> **Aim of the exercise**: Every record that follows should be printed verbatim.
────────
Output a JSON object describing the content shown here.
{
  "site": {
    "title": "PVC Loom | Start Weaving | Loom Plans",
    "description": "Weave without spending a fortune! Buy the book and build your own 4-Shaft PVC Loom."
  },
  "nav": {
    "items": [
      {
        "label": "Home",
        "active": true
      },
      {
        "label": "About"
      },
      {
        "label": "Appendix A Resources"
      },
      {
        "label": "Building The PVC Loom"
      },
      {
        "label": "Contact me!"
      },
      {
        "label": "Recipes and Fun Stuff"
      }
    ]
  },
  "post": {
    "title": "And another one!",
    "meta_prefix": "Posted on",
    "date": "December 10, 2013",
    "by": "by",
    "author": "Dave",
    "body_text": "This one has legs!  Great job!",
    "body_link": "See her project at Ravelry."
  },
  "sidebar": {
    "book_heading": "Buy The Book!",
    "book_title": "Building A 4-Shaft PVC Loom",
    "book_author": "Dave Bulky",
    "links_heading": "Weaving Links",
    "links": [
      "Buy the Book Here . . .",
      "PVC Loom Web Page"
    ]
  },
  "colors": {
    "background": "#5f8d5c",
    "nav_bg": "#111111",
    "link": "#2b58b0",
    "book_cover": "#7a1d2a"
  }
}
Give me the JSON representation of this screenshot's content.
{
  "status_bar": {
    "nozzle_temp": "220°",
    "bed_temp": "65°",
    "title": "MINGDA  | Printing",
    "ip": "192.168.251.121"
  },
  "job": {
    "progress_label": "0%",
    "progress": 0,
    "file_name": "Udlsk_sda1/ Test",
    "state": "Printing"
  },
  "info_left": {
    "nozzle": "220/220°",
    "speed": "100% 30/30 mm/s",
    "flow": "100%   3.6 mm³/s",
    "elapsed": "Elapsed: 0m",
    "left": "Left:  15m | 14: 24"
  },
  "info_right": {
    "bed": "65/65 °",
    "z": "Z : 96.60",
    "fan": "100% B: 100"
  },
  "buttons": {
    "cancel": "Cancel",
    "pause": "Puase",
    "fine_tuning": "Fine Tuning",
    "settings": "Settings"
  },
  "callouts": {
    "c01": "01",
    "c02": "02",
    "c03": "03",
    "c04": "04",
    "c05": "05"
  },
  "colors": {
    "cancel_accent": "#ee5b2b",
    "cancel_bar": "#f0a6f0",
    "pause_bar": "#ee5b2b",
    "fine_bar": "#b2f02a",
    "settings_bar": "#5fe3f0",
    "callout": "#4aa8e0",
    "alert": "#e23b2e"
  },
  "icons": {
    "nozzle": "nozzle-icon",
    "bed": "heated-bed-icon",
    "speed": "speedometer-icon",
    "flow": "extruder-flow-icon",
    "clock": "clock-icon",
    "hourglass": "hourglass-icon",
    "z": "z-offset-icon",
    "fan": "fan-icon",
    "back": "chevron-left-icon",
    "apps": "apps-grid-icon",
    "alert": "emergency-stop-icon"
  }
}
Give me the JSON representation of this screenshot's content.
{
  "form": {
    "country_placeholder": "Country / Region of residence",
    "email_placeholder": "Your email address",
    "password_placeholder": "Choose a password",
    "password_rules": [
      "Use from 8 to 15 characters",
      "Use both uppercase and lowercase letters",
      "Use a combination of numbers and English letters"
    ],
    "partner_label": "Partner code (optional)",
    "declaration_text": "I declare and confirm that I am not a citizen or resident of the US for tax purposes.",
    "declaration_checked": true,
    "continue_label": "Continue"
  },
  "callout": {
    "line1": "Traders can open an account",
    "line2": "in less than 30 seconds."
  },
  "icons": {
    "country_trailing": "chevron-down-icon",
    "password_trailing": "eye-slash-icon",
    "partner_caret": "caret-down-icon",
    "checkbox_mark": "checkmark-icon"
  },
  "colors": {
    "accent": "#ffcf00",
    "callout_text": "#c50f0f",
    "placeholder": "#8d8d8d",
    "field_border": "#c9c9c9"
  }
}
────────
> **Result for this task**:
Output a JSON object describing the content shown here.
{
  "site": {
    "title": "PVC Loom | Start Weaving | Loom Plans",
    "description": "Weave without spending a fortune! Buy the book and build your own 4-Shaft PVC Loom."
  },
  "nav": {
    "items": [
      {
        "label": "Home",
        "active": true
      },
      {
        "label": "About"
      },
      {
        "label": "Appendix A Resources"
      },
      {
        "label": "Building The PVC Loom"
      },
      {
        "label": "Contact me!"
      },
      {
        "label": "Recipes and Fun Stuff"
      }
    ]
  },
  "post": {
    "title": "And another one!",
    "meta_prefix": "Posted on",
    "date": "December 10, 2013",
    "by": "by",
    "author": "Dave",
    "body_text": "This one has legs!  Great job!",
    "body_link": "See her project at Ravelry."
  },
  "sidebar": {
    "book_heading": "Buy The Book!",
    "book_title": "Building A 4-Shaft PVC Loom",
    "book_author": "Dave Bulky",
    "links_heading": "Weaving Links",
    "links": [
      "Buy the Book Here . . .",
      "PVC Loom Web Page"
    ]
  },
  "colors": {
    "background": "#5f8d5c",
    "nav_bg": "#111111",
    "link": "#2b58b0",
    "book_cover": "#7a1d2a"
  }
}
Give me the JSON representation of this screenshot's content.
{
  "status_bar": {
    "nozzle_temp": "220°",
    "bed_temp": "65°",
    "title": "MINGDA  | Printing",
    "ip": "192.168.251.121"
  },
  "job": {
    "progress_label": "0%",
    "progress": 0,
    "file_name": "Udlsk_sda1/ Test",
    "state": "Printing"
  },
  "info_left": {
    "nozzle": "220/220°",
    "speed": "100% 30/30 mm/s",
    "flow": "100%   3.6 mm³/s",
    "elapsed": "Elapsed: 0m",
    "left": "Left:  15m | 14: 24"
  },
  "info_right": {
    "bed": "65/65 °",
    "z": "Z : 96.60",
    "fan": "100% B: 100"
  },
  "buttons": {
    "cancel": "Cancel",
    "pause": "Puase",
    "fine_tuning": "Fine Tuning",
    "settings": "Settings"
  },
  "callouts": {
    "c01": "01",
    "c02": "02",
    "c03": "03",
    "c04": "04",
    "c05": "05"
  },
  "colors": {
    "cancel_accent": "#ee5b2b",
    "cancel_bar": "#f0a6f0",
    "pause_bar": "#ee5b2b",
    "fine_bar": "#b2f02a",
    "settings_bar": "#5fe3f0",
    "callout": "#4aa8e0",
    "alert": "#e23b2e"
  },
  "icons": {
    "nozzle": "nozzle-icon",
    "bed": "heated-bed-icon",
    "speed": "speedometer-icon",
    "flow": "extruder-flow-icon",
    "clock": "clock-icon",
    "hourglass": "hourglass-icon",
    "z": "z-offset-icon",
    "fan": "fan-icon",
    "back": "chevron-left-icon",
    "apps": "apps-grid-icon",
    "alert": "emergency-stop-icon"
  }
}
Give me the JSON representation of this screenshot's content.
{
  "form": {
    "country_placeholder": "Country / Region of residence",
    "email_placeholder": "Your email address",
    "password_placeholder": "Choose a password",
    "password_rules": [
      "Use from 8 to 15 characters",
      "Use both uppercase and lowercase letters",
      "Use a combination of numbers and English letters"
    ],
    "partner_label": "Partner code (optional)",
    "declaration_text": "I declare and confirm that I am not a citizen or resident of the US for tax purposes.",
    "declaration_checked": true,
    "continue_label": "Continue"
  },
  "callout": {
    "line1": "Traders can open an account",
    "line2": "in less than 30 seconds."
  },
  "icons": {
    "country_trailing": "chevron-down-icon",
    "password_trailing": "eye-slash-icon",
    "partner_caret": "caret-down-icon",
    "checkbox_mark": "checkmark-icon"
  },
  "colors": {
    "accent": "#ffcf00",
    "callout_text": "#c50f0f",
    "placeholder": "#8d8d8d",
    "field_border": "#c9c9c9"
  }
}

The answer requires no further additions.